▶ _Task statement_: Repeat every line below exactly, word for word.

********************

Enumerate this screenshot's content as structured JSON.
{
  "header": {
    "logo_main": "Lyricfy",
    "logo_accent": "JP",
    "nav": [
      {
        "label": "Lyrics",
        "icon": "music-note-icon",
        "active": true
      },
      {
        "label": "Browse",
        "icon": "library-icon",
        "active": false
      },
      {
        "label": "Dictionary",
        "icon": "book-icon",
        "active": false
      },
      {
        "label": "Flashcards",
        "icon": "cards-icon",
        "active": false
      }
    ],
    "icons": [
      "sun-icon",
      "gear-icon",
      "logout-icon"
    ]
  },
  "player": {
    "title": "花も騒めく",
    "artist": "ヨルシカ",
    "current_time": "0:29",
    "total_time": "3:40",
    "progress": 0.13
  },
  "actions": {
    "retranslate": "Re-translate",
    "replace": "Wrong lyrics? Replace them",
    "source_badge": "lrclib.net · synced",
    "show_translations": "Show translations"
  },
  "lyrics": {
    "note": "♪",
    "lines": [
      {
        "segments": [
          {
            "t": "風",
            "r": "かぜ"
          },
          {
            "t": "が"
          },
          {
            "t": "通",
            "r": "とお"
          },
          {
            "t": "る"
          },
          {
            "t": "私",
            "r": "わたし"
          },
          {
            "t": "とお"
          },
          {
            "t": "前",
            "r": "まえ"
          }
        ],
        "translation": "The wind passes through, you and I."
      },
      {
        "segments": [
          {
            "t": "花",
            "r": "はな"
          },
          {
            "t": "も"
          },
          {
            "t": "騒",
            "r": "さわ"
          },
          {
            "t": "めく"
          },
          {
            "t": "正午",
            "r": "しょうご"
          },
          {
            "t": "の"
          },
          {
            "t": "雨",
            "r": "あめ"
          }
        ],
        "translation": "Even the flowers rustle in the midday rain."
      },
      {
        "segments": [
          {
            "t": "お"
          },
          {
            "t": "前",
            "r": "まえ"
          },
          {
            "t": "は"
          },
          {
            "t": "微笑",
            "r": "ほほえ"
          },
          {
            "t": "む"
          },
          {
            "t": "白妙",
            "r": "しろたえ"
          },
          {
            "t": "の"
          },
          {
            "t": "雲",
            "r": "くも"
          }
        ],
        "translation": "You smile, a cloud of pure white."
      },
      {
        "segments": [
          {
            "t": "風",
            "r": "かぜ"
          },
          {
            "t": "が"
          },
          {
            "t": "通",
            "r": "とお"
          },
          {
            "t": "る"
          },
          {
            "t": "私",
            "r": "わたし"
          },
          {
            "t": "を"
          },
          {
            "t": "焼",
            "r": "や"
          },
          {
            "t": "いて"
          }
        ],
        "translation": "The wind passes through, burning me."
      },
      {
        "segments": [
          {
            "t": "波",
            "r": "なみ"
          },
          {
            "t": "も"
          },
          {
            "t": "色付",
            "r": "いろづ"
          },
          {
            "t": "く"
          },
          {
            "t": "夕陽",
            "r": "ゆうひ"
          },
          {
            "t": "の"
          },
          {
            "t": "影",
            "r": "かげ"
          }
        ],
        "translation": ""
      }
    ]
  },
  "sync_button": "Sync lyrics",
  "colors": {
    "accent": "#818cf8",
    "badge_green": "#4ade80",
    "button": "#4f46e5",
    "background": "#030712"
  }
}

********************

▶ _Right answer_:
Enumerate this screenshot's content as structured JSON.
{
  "header": {
    "logo_main": "Lyricfy",
    "logo_accent": "JP",
    "nav": [
      {
        "label": "Lyrics",
        "icon": "music-note-icon",
        "active": true
      },
      {
        "label": "Browse",
        "icon": "library-icon",
        "active": false
      },
      {
        "label": "Dictionary",
        "icon": "book-icon",
        "active": false
      },
      {
        "label": "Flashcards",
        "icon": "cards-icon",
        "active": false
      }
    ],
    "icons": [
      "sun-icon",
      "gear-icon",
      "logout-icon"
    ]
  },
  "player": {
    "title": "花も騒めく",
    "artist": "ヨルシカ",
    "current_time": "0:29",
    "total_time": "3:40",
    "progress": 0.13
  },
  "actions": {
    "retranslate": "Re-translate",
    "replace": "Wrong lyrics? Replace them",
    "source_badge": "lrclib.net · synced",
    "show_translations": "Show translations"
  },
  "lyrics": {
    "note": "♪",
    "lines": [
      {
        "segments": [
          {
            "t": "風",
            "r": "かぜ"
          },
          {
            "t": "が"
          },
          {
            "t": "通",
            "r": "とお"
          },
          {
            "t": "る"
          },
          {
            "t": "私",
            "r": "わたし"
          },
          {
            "t": "とお"
          },
          {
            "t": "前",
            "r": "まえ"
          }
        ],
        "translation": "The wind passes through, you and I."
      },
      {
        "segments": [
          {
            "t": "花",
            "r": "はな"
          },
          {
            "t": "も"
          },
          {
            "t": "騒",
            "r": "さわ"
          },
          {
            "t": "めく"
          },
          {
            "t": "正午",
            "r": "しょうご"
          },
          {
            "t": "の"
          },
          {
            "t": "雨",
            "r": "あめ"
          }
        ],
        "translation": "Even the flowers rustle in the midday rain."
      },
      {
        "segments": [
          {
            "t": "お"
          },
          {
            "t": "前",
            "r": "まえ"
          },
          {
            "t": "は"
          },
          {
            "t": "微笑",
            "r": "ほほえ"
          },
          {
            "t": "む"
          },
          {
            "t": "白妙",
            "r": "しろたえ"
          },
          {
            "t": "の"
          },
          {
            "t": "雲",
            "r": "くも"
          }
        ],
        "translation": "You smile, a cloud of pure white."
      },
      {
        "segments": [
          {
            "t": "風",
            "r": "かぜ"
          },
          {
            "t": "が"
          },
          {
            "t": "通",
            "r": "とお"
          },
          {
            "t": "る"
          },
          {
            "t": "私",
            "r": "わたし"
          },
          {
            "t": "を"
          },
          {
            "t": "焼",
            "r": "や"
          },
          {
            "t": "いて"
          }
        ],
        "translation": "The wind passes through, burning me."
      },
      {
        "segments": [
          {
            "t": "波",
            "r": "なみ"
          },
          {
            "t": "も"
          },
          {
            "t": "色付",
            "r": "いろづ"
          },
          {
            "t": "く"
          },
          {
            "t": "夕陽",
            "r": "ゆうひ"
          },
          {
            "t": "の"
          },
          {
            "t": "影",
            "r": "かげ"
          }
        ],
        "translation": ""
      }
    ]
  },
  "sync_button": "Sync lyrics",
  "colors": {
    "accent": "#818cf8",
    "badge_green": "#4ade80",
    "button": "#4f46e5",
    "background": "#030712"
  }
}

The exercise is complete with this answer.